→ Required task: Find each line with the word "анализа" and copy it.

→ Data:
----

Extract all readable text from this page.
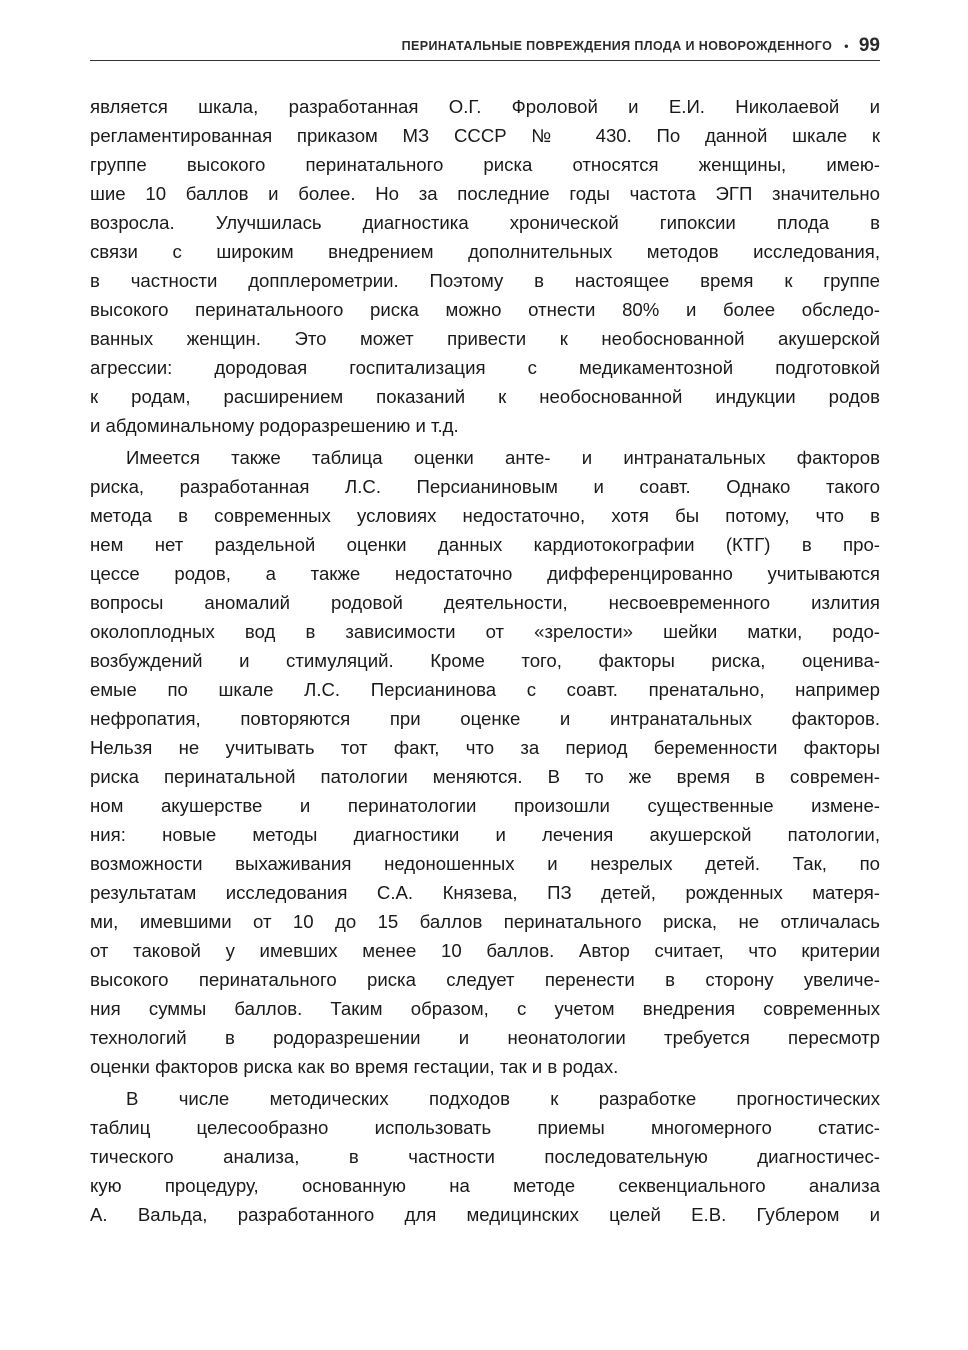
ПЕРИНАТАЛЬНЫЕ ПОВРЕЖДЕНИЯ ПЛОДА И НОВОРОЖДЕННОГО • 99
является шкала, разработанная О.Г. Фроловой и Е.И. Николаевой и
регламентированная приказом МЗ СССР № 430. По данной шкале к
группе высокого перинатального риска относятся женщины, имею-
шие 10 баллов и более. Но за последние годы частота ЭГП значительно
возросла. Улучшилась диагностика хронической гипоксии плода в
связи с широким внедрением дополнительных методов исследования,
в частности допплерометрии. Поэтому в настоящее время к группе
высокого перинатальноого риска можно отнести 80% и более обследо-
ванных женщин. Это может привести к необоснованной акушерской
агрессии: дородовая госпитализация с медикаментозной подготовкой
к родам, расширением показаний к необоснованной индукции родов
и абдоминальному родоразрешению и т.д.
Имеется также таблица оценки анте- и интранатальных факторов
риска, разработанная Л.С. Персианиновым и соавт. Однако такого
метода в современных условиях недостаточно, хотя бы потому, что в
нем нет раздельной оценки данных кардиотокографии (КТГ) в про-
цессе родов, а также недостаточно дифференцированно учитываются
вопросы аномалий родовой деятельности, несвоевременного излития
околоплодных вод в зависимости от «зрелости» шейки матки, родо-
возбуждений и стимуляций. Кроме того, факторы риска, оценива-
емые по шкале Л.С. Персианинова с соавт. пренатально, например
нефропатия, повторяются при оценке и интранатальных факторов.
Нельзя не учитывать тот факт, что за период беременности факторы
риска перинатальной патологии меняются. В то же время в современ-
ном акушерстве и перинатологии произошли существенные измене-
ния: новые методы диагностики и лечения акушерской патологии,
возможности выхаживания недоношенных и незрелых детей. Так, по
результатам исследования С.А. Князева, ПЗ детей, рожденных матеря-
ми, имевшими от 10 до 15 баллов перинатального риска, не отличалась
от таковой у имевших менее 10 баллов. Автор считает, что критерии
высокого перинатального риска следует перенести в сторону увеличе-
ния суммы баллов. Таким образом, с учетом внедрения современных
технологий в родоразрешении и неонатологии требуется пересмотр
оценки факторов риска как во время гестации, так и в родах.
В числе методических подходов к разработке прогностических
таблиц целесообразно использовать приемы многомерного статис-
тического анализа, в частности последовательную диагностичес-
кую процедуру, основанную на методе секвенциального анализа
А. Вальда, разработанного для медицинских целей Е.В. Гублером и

----

→ Finished task:
тического анализа, в частности последовательную диагностичес-
кую процедуру, основанную на методе секвенциального анализа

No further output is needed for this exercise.